_PROVIDED MATERIAL_
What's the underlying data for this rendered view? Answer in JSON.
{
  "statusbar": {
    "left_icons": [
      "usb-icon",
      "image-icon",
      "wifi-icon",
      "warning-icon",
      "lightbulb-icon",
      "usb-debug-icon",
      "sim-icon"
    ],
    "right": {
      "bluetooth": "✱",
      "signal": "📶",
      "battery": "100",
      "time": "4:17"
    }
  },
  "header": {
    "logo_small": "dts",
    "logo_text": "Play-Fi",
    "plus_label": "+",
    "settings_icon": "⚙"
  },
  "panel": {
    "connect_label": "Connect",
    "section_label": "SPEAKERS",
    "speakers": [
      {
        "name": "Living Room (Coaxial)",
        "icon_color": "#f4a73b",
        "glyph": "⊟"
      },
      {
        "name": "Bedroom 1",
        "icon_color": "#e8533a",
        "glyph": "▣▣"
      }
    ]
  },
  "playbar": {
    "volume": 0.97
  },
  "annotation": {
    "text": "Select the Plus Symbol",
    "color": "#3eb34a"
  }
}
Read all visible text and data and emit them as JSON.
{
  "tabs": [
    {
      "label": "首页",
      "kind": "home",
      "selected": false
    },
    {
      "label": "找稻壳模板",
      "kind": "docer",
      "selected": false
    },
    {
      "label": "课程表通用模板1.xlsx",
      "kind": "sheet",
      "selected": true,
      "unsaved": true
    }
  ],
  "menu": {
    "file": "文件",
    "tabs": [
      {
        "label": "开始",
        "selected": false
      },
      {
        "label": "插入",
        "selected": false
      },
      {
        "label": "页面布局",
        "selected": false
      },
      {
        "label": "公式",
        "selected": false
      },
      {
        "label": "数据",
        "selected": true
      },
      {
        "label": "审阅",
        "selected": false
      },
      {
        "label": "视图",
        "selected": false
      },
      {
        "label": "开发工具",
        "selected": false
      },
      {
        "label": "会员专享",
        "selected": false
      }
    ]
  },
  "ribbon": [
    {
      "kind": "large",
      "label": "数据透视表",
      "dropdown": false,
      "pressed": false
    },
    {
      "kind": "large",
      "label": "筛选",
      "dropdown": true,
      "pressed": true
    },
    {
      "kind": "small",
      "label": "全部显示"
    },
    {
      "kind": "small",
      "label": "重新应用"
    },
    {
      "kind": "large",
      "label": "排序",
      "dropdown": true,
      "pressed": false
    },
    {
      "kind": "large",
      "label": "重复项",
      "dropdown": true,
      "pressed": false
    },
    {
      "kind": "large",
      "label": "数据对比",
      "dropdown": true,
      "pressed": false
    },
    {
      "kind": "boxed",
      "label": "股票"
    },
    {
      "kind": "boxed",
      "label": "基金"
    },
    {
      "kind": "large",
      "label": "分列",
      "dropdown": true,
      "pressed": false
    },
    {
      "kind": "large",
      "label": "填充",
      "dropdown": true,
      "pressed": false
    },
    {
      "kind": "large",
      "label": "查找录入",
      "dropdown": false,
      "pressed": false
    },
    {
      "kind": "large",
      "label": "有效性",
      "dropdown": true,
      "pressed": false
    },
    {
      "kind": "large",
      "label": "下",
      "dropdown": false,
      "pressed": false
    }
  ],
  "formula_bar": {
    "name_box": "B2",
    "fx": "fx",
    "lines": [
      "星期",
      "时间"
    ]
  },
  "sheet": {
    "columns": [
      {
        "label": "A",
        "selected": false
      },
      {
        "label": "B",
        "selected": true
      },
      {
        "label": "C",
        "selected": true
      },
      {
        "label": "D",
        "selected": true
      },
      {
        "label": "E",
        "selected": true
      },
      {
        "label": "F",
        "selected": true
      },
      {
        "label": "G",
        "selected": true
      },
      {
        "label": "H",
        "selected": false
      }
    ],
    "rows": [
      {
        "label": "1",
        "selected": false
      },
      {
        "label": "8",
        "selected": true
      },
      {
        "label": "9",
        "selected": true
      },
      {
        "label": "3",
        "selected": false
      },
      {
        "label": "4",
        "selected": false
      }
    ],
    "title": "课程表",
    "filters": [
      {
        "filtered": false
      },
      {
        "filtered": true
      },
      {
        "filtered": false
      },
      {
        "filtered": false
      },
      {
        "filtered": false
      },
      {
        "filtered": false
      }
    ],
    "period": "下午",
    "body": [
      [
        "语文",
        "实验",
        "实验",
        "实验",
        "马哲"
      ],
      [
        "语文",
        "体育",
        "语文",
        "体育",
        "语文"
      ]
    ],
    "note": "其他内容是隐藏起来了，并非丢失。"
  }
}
==
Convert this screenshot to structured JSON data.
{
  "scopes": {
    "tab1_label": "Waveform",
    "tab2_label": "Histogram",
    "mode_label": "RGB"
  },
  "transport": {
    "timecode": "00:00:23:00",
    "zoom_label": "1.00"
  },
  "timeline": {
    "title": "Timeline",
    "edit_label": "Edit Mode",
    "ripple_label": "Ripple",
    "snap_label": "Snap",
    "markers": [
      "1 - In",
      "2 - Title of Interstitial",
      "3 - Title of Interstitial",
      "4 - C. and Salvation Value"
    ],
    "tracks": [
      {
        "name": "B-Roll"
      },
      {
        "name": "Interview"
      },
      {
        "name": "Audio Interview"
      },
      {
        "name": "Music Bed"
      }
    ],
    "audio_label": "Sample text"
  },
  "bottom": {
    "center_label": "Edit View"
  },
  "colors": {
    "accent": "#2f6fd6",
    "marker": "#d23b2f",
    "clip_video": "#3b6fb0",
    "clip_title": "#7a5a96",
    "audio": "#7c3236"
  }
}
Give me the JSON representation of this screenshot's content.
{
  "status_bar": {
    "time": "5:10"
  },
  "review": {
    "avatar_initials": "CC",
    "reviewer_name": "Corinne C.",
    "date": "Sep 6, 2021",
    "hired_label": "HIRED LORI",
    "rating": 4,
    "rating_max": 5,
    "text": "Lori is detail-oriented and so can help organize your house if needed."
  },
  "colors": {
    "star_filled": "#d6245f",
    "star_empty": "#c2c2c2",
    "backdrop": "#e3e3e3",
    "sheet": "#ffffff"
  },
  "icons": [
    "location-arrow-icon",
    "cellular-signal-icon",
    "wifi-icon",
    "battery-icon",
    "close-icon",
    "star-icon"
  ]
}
==
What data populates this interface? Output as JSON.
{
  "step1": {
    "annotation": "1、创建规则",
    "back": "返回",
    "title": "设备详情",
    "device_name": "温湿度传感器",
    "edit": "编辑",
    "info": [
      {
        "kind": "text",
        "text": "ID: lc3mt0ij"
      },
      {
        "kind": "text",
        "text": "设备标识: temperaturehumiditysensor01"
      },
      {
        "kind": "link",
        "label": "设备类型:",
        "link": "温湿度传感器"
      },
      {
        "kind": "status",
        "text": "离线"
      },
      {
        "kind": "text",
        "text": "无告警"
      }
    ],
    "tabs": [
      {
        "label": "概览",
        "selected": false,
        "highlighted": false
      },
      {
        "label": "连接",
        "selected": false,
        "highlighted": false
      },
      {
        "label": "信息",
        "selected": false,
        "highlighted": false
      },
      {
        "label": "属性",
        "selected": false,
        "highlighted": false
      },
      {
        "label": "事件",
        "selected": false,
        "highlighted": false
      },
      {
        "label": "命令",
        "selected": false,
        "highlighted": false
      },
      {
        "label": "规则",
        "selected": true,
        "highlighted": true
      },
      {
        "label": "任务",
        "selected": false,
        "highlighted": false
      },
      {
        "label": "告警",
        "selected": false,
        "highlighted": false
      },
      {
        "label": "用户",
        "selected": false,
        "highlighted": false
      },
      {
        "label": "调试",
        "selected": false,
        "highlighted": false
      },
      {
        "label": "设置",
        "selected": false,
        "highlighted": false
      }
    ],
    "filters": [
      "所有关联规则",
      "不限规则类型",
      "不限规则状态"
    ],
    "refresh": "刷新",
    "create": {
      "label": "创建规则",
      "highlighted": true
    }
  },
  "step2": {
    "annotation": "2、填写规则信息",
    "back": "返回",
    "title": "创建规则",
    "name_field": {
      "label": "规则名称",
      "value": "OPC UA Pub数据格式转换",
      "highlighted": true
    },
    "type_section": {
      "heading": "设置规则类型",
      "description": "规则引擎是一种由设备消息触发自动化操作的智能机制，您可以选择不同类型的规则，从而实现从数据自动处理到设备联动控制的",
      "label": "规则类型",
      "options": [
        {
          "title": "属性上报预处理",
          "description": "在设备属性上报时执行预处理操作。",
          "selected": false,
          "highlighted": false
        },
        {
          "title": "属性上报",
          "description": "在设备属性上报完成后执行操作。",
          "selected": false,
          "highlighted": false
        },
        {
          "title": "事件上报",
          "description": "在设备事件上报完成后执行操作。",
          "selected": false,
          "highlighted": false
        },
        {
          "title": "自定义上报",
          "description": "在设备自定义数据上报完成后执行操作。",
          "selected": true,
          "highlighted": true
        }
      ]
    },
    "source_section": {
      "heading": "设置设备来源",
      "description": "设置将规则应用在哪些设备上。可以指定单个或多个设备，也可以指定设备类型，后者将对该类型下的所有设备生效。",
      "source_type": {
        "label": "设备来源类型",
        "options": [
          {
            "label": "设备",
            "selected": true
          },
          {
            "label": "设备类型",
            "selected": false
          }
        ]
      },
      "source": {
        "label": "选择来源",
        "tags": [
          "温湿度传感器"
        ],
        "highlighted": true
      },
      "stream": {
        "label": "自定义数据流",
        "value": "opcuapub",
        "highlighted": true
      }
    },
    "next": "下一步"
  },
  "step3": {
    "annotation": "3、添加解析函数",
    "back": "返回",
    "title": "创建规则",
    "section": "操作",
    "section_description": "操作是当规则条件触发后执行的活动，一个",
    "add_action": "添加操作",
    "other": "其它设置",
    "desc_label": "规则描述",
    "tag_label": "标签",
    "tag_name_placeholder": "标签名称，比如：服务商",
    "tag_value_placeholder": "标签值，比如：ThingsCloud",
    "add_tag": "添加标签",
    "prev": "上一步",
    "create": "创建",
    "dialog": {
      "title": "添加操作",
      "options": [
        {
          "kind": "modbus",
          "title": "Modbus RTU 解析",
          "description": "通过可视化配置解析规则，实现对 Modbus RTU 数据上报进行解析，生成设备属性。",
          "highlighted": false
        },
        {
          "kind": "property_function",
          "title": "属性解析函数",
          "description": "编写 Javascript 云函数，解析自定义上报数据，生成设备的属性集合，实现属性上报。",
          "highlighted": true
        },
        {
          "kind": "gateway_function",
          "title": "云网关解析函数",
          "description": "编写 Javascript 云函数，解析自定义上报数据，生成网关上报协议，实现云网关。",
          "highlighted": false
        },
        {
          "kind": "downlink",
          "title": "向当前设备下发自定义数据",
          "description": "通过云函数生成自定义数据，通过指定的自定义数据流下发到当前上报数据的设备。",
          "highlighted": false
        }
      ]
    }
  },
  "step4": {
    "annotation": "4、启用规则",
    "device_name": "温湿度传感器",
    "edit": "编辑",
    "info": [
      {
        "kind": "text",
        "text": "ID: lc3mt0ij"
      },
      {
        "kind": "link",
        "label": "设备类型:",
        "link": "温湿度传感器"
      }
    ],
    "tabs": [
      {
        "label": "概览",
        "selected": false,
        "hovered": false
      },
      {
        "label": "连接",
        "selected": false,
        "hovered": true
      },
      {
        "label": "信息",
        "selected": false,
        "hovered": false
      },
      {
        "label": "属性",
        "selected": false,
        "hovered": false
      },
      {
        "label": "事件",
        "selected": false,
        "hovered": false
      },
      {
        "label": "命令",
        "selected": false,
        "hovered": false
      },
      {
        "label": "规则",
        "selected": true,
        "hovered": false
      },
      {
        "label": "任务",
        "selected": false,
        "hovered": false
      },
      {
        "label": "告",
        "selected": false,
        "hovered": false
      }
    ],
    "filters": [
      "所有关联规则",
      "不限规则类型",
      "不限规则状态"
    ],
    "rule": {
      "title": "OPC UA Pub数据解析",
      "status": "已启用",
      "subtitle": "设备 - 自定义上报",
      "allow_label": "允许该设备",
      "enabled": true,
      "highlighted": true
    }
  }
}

_WHAT THIS TASK INVOLVES_
Which lines include the word "annotation"? List them all.

_RIGHT ANSWER_
  "annotation": {
    "annotation": "1、创建规则",
    "annotation": "2、填写规则信息",
    "annotation": "3、添加解析函数",
    "annotation": "4、启用规则",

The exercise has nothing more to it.